Excerpts from a figure dataset:
★ ★ ★ ★ ★ ★ ★

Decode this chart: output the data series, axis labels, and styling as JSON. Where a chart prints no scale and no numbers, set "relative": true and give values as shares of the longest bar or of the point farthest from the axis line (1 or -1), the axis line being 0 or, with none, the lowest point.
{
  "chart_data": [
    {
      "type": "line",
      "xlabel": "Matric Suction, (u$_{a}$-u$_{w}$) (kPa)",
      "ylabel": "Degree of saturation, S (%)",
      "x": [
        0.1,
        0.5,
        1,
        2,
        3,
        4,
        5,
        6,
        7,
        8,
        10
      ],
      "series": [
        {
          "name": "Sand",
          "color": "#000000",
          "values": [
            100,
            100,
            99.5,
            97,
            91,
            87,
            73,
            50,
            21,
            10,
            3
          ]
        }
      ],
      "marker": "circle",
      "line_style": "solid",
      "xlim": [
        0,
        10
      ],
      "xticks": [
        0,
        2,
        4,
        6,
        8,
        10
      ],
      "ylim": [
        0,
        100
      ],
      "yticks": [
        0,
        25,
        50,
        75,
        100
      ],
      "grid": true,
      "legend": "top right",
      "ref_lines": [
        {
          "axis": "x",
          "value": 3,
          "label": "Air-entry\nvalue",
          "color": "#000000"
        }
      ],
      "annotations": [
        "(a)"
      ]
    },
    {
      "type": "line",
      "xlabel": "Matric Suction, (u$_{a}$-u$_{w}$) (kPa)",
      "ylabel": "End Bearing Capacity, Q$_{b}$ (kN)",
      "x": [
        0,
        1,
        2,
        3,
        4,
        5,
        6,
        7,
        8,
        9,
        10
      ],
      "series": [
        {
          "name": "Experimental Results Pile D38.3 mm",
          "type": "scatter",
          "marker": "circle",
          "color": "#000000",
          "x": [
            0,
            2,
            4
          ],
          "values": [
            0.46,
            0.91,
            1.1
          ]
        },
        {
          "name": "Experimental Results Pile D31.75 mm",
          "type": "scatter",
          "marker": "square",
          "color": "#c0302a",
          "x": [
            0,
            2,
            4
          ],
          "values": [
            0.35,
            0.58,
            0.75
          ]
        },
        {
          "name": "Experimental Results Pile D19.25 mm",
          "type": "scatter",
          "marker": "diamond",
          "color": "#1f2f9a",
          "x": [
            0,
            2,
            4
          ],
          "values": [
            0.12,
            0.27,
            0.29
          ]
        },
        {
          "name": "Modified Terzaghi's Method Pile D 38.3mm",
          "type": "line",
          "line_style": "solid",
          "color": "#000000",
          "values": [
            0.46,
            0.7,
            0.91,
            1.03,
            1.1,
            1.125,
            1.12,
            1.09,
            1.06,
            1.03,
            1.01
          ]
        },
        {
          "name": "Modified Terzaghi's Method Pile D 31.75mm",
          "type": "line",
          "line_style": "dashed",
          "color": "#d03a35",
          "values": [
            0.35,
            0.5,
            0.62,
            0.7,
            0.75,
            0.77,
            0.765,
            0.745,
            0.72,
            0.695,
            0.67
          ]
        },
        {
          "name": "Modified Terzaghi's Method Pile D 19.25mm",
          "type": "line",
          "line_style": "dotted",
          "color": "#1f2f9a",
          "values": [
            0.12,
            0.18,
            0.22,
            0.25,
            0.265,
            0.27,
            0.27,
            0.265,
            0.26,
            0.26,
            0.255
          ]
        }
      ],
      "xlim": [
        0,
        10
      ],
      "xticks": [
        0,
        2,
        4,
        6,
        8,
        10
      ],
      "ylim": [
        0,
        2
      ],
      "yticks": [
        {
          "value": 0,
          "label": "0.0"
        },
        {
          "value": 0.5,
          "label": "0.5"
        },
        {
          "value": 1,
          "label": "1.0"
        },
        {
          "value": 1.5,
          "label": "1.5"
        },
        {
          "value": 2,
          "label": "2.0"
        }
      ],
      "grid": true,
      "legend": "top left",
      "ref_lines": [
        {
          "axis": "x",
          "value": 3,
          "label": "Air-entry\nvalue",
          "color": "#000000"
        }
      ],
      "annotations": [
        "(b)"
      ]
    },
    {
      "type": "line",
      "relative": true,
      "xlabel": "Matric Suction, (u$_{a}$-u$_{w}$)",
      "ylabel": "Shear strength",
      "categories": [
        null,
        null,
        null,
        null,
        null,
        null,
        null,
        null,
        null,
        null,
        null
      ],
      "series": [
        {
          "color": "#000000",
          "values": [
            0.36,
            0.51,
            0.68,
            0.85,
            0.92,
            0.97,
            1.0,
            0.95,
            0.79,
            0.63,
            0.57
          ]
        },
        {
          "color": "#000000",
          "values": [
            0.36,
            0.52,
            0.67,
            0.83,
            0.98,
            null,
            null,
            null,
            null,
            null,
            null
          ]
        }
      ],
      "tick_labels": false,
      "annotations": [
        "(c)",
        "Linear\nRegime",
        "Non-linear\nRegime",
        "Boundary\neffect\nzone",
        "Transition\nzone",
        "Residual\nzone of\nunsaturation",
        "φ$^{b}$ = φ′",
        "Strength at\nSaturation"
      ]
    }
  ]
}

★ ★ ★ ★ ★ ★ ★

Given instruction:
Your answer should be a single number: the count of lines in these records that hold the string "Terzaghi".

Finished task:
3